Information provided:
··········

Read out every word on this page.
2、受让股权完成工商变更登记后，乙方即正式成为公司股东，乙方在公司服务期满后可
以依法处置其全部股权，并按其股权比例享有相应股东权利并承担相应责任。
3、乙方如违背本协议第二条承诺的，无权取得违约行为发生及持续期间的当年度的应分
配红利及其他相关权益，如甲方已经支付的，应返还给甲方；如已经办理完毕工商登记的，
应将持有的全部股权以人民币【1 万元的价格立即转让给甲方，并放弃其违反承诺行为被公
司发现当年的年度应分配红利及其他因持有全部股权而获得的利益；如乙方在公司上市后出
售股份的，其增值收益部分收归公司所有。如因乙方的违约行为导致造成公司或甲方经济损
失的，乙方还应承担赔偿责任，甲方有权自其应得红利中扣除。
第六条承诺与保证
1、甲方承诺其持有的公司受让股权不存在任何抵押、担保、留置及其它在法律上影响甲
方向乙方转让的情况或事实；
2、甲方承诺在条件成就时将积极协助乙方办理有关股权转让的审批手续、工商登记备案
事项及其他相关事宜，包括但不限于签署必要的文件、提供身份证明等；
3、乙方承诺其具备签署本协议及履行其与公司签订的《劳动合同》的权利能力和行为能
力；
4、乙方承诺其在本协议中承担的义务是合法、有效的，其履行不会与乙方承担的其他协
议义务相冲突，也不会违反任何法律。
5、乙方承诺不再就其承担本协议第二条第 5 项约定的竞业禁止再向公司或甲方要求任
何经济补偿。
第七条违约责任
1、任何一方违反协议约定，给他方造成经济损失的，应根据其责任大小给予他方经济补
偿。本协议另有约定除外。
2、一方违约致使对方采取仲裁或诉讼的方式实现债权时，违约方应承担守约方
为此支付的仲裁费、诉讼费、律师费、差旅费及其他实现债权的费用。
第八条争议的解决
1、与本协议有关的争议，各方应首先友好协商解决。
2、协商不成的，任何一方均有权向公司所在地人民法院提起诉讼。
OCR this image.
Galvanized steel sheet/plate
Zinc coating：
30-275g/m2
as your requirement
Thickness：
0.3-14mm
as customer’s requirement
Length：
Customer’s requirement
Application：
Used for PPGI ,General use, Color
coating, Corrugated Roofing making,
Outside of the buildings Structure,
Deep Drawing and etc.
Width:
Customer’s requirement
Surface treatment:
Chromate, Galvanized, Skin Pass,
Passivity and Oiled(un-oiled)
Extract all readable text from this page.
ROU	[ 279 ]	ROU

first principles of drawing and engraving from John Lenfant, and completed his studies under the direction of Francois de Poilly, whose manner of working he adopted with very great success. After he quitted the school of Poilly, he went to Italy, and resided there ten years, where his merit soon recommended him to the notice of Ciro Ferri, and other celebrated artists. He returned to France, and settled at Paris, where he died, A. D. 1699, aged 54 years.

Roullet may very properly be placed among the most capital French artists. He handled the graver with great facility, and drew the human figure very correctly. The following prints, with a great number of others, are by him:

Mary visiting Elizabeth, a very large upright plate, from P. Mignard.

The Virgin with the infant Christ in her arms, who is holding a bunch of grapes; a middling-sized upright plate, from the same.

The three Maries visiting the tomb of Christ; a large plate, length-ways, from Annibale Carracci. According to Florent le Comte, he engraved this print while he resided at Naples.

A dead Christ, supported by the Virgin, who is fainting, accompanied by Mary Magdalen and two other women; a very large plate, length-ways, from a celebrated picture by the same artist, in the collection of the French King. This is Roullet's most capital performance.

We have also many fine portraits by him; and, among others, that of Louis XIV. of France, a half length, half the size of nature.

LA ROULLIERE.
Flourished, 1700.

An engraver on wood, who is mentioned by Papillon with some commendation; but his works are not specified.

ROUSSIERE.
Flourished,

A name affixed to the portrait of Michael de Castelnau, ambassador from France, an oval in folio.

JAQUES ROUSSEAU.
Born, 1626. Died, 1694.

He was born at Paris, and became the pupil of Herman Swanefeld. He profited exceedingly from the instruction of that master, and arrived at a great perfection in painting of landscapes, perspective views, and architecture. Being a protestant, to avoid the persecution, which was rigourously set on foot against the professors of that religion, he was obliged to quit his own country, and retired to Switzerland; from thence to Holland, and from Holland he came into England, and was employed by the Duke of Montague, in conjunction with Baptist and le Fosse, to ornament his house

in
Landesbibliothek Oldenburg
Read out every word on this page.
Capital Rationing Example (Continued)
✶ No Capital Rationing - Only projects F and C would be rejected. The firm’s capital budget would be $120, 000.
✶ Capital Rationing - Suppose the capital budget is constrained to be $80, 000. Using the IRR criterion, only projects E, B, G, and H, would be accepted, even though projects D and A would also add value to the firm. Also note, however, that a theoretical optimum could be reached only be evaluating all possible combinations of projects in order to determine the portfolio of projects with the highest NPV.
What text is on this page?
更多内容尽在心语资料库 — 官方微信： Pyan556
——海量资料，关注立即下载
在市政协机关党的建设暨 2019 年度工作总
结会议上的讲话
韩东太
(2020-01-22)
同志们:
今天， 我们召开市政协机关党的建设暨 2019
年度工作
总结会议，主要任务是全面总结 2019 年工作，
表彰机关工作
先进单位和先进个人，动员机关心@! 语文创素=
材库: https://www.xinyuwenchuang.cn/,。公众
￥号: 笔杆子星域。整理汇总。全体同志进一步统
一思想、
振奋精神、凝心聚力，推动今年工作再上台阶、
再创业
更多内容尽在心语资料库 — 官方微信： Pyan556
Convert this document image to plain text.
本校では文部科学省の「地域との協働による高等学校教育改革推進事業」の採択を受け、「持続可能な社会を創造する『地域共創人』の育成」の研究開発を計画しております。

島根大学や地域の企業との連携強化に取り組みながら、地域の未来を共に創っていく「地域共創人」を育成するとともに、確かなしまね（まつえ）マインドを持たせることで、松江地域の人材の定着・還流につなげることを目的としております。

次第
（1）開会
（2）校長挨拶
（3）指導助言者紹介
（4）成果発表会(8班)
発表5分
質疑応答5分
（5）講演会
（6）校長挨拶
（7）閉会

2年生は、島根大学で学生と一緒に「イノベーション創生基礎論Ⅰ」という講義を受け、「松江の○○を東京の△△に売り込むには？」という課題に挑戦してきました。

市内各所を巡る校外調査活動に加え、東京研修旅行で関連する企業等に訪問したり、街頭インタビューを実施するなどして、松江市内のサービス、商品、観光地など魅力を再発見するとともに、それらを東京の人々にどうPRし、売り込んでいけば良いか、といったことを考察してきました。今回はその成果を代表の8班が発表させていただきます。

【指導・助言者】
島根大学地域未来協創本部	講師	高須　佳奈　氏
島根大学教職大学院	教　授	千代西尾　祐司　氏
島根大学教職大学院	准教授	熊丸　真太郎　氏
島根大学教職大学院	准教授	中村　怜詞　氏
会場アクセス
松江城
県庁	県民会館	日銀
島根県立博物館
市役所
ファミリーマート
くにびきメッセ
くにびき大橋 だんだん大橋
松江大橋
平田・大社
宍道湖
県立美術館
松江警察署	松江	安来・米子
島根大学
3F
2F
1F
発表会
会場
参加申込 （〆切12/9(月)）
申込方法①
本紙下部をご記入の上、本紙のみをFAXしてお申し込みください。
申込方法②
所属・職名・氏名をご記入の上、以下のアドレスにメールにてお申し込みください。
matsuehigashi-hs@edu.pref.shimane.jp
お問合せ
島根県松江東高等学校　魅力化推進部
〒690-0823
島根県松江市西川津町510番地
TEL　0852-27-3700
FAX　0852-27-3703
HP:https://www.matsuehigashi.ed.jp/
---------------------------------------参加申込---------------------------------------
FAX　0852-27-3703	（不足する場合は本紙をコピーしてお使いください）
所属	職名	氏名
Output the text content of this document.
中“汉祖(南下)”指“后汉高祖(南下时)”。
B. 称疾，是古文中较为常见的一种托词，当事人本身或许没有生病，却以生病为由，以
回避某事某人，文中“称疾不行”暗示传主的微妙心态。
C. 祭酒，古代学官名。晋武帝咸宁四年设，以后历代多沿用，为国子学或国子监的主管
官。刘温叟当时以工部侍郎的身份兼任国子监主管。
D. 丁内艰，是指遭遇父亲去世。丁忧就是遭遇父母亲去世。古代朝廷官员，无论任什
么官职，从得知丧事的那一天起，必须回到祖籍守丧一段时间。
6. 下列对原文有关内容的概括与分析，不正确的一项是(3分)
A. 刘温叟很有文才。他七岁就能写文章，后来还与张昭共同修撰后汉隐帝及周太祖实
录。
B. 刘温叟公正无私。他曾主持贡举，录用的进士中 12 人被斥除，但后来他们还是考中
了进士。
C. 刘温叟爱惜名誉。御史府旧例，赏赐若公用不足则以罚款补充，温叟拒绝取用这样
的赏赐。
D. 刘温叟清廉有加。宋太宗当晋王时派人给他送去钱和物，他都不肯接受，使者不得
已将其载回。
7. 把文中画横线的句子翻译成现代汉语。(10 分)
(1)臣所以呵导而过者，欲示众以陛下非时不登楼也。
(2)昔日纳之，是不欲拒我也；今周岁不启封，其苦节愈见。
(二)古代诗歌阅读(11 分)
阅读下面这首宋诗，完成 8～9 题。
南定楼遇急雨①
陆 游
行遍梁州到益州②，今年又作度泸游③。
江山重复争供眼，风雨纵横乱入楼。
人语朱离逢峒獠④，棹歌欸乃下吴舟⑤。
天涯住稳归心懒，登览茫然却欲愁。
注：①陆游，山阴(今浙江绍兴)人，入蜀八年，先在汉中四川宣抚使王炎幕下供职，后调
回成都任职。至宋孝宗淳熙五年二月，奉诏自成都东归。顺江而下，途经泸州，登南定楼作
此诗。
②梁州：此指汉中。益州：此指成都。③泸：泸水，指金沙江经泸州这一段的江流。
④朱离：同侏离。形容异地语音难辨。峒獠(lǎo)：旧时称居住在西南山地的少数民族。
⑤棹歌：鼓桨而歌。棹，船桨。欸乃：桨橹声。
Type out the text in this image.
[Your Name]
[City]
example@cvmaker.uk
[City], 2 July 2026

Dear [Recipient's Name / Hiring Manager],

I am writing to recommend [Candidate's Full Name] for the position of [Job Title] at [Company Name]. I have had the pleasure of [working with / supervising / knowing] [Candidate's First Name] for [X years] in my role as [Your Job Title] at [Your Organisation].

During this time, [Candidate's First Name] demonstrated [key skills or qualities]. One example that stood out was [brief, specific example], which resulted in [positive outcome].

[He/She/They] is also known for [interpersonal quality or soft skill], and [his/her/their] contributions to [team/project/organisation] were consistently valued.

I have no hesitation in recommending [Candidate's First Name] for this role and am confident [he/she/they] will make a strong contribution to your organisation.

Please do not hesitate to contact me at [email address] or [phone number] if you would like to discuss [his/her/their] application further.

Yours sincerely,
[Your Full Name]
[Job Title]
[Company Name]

··········

Work to be completed: For the material, find the number of lines holding the word "French" and give that figure and nothing more.

The reply: 2